Data listing:
>> BEGIN

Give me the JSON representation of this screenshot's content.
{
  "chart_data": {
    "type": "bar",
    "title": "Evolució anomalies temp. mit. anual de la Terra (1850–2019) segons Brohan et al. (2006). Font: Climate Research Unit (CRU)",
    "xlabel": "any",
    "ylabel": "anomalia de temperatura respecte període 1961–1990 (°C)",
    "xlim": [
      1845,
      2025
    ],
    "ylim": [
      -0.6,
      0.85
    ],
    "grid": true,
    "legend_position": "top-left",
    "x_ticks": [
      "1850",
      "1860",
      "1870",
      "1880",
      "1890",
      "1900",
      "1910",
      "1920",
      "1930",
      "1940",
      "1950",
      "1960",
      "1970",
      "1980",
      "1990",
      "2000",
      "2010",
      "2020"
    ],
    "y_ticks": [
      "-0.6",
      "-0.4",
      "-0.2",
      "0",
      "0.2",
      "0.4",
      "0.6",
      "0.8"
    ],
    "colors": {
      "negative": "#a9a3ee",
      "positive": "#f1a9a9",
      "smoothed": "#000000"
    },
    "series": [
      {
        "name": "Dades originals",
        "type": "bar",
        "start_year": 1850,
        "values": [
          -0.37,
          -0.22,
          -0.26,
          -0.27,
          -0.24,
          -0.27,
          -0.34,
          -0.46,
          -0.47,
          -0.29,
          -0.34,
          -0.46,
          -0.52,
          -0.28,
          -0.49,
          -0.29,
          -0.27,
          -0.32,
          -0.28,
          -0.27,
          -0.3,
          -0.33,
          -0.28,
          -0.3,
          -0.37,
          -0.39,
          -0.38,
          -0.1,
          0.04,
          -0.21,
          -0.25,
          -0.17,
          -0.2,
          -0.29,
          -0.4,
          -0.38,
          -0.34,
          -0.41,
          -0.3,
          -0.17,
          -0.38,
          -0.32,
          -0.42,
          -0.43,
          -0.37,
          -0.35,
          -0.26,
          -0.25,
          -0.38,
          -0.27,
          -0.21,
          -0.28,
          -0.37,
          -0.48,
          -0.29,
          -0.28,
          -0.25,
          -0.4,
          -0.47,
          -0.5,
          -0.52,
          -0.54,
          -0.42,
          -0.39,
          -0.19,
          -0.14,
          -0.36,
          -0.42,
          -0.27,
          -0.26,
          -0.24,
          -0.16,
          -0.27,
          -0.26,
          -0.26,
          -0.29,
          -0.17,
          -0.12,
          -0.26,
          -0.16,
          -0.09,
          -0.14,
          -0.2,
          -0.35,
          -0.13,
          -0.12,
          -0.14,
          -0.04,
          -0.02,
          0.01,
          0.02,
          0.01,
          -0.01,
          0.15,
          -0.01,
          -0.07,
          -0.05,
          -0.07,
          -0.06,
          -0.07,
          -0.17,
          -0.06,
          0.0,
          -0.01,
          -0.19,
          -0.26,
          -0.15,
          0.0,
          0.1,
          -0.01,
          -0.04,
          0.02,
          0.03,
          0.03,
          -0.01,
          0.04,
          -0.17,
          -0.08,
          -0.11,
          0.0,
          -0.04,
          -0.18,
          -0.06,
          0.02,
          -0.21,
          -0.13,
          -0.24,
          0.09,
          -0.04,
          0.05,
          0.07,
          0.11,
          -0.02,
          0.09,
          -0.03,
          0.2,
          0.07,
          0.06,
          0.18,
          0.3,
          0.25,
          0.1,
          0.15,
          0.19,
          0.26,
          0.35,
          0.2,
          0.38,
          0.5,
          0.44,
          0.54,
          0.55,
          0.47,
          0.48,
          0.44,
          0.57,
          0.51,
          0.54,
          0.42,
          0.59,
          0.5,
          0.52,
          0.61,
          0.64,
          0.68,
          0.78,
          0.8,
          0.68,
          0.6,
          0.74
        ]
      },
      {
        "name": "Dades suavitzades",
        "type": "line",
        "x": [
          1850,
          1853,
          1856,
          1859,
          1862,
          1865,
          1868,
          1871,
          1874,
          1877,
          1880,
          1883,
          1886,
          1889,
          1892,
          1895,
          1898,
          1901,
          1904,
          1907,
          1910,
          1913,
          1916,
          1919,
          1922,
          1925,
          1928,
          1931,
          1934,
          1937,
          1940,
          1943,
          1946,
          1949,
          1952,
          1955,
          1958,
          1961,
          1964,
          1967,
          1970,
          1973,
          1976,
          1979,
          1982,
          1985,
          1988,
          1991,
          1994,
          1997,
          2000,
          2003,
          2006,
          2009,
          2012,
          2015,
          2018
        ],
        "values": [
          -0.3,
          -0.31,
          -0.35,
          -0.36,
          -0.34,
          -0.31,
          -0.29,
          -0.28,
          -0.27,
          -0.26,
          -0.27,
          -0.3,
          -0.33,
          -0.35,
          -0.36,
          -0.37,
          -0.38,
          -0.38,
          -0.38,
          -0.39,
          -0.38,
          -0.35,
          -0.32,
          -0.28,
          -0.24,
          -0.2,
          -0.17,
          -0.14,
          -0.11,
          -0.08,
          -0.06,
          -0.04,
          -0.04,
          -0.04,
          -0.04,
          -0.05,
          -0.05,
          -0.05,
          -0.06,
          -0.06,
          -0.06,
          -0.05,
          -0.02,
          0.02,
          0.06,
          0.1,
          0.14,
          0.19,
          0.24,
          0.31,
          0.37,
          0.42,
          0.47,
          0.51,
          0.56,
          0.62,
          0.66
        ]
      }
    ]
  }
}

>> END

→ **EXERCISE DESCRIPTION**:
Write out the whole listing again. Match it word for word.

→ **EXERCISE ANSWER**:
Give me the JSON representation of this screenshot's content.
{
  "chart_data": {
    "type": "bar",
    "title": "Evolució anomalies temp. mit. anual de la Terra (1850–2019) segons Brohan et al. (2006). Font: Climate Research Unit (CRU)",
    "xlabel": "any",
    "ylabel": "anomalia de temperatura respecte període 1961–1990 (°C)",
    "xlim": [
      1845,
      2025
    ],
    "ylim": [
      -0.6,
      0.85
    ],
    "grid": true,
    "legend_position": "top-left",
    "x_ticks": [
      "1850",
      "1860",
      "1870",
      "1880",
      "1890",
      "1900",
      "1910",
      "1920",
      "1930",
      "1940",
      "1950",
      "1960",
      "1970",
      "1980",
      "1990",
      "2000",
      "2010",
      "2020"
    ],
    "y_ticks": [
      "-0.6",
      "-0.4",
      "-0.2",
      "0",
      "0.2",
      "0.4",
      "0.6",
      "0.8"
    ],
    "colors": {
      "negative": "#a9a3ee",
      "positive": "#f1a9a9",
      "smoothed": "#000000"
    },
    "series": [
      {
        "name": "Dades originals",
        "type": "bar",
        "start_year": 1850,
        "values": [
          -0.37,
          -0.22,
          -0.26,
          -0.27,
          -0.24,
          -0.27,
          -0.34,
          -0.46,
          -0.47,
          -0.29,
          -0.34,
          -0.46,
          -0.52,
          -0.28,
          -0.49,
          -0.29,
          -0.27,
          -0.32,
          -0.28,
          -0.27,
          -0.3,
          -0.33,
          -0.28,
          -0.3,
          -0.37,
          -0.39,
          -0.38,
          -0.1,
          0.04,
          -0.21,
          -0.25,
          -0.17,
          -0.2,
          -0.29,
          -0.4,
          -0.38,
          -0.34,
          -0.41,
          -0.3,
          -0.17,
          -0.38,
          -0.32,
          -0.42,
          -0.43,
          -0.37,
          -0.35,
          -0.26,
          -0.25,
          -0.38,
          -0.27,
          -0.21,
          -0.28,
          -0.37,
          -0.48,
          -0.29,
          -0.28,
          -0.25,
          -0.4,
          -0.47,
          -0.5,
          -0.52,
          -0.54,
          -0.42,
          -0.39,
          -0.19,
          -0.14,
          -0.36,
          -0.42,
          -0.27,
          -0.26,
          -0.24,
          -0.16,
          -0.27,
          -0.26,
          -0.26,
          -0.29,
          -0.17,
          -0.12,
          -0.26,
          -0.16,
          -0.09,
          -0.14,
          -0.2,
          -0.35,
          -0.13,
          -0.12,
          -0.14,
          -0.04,
          -0.02,
          0.01,
          0.02,
          0.01,
          -0.01,
          0.15,
          -0.01,
          -0.07,
          -0.05,
          -0.07,
          -0.06,
          -0.07,
          -0.17,
          -0.06,
          0.0,
          -0.01,
          -0.19,
          -0.26,
          -0.15,
          0.0,
          0.1,
          -0.01,
          -0.04,
          0.02,
          0.03,
          0.03,
          -0.01,
          0.04,
          -0.17,
          -0.08,
          -0.11,
          0.0,
          -0.04,
          -0.18,
          -0.06,
          0.02,
          -0.21,
          -0.13,
          -0.24,
          0.09,
          -0.04,
          0.05,
          0.07,
          0.11,
          -0.02,
          0.09,
          -0.03,
          0.2,
          0.07,
          0.06,
          0.18,
          0.3,
          0.25,
          0.1,
          0.15,
          0.19,
          0.26,
          0.35,
          0.2,
          0.38,
          0.5,
          0.44,
          0.54,
          0.55,
          0.47,
          0.48,
          0.44,
          0.57,
          0.51,
          0.54,
          0.42,
          0.59,
          0.5,
          0.52,
          0.61,
          0.64,
          0.68,
          0.78,
          0.8,
          0.68,
          0.6,
          0.74
        ]
      },
      {
        "name": "Dades suavitzades",
        "type": "line",
        "x": [
          1850,
          1853,
          1856,
          1859,
          1862,
          1865,
          1868,
          1871,
          1874,
          1877,
          1880,
          1883,
          1886,
          1889,
          1892,
          1895,
          1898,
          1901,
          1904,
          1907,
          1910,
          1913,
          1916,
          1919,
          1922,
          1925,
          1928,
          1931,
          1934,
          1937,
          1940,
          1943,
          1946,
          1949,
          1952,
          1955,
          1958,
          1961,
          1964,
          1967,
          1970,
          1973,
          1976,
          1979,
          1982,
          1985,
          1988,
          1991,
          1994,
          1997,
          2000,
          2003,
          2006,
          2009,
          2012,
          2015,
          2018
        ],
        "values": [
          -0.3,
          -0.31,
          -0.35,
          -0.36,
          -0.34,
          -0.31,
          -0.29,
          -0.28,
          -0.27,
          -0.26,
          -0.27,
          -0.3,
          -0.33,
          -0.35,
          -0.36,
          -0.37,
          -0.38,
          -0.38,
          -0.38,
          -0.39,
          -0.38,
          -0.35,
          -0.32,
          -0.28,
          -0.24,
          -0.2,
          -0.17,
          -0.14,
          -0.11,
          -0.08,
          -0.06,
          -0.04,
          -0.04,
          -0.04,
          -0.04,
          -0.05,
          -0.05,
          -0.05,
          -0.06,
          -0.06,
          -0.06,
          -0.05,
          -0.02,
          0.02,
          0.06,
          0.1,
          0.14,
          0.19,
          0.24,
          0.31,
          0.37,
          0.42,
          0.47,
          0.51,
          0.56,
          0.62,
          0.66
        ]
      }
    ]
  }
}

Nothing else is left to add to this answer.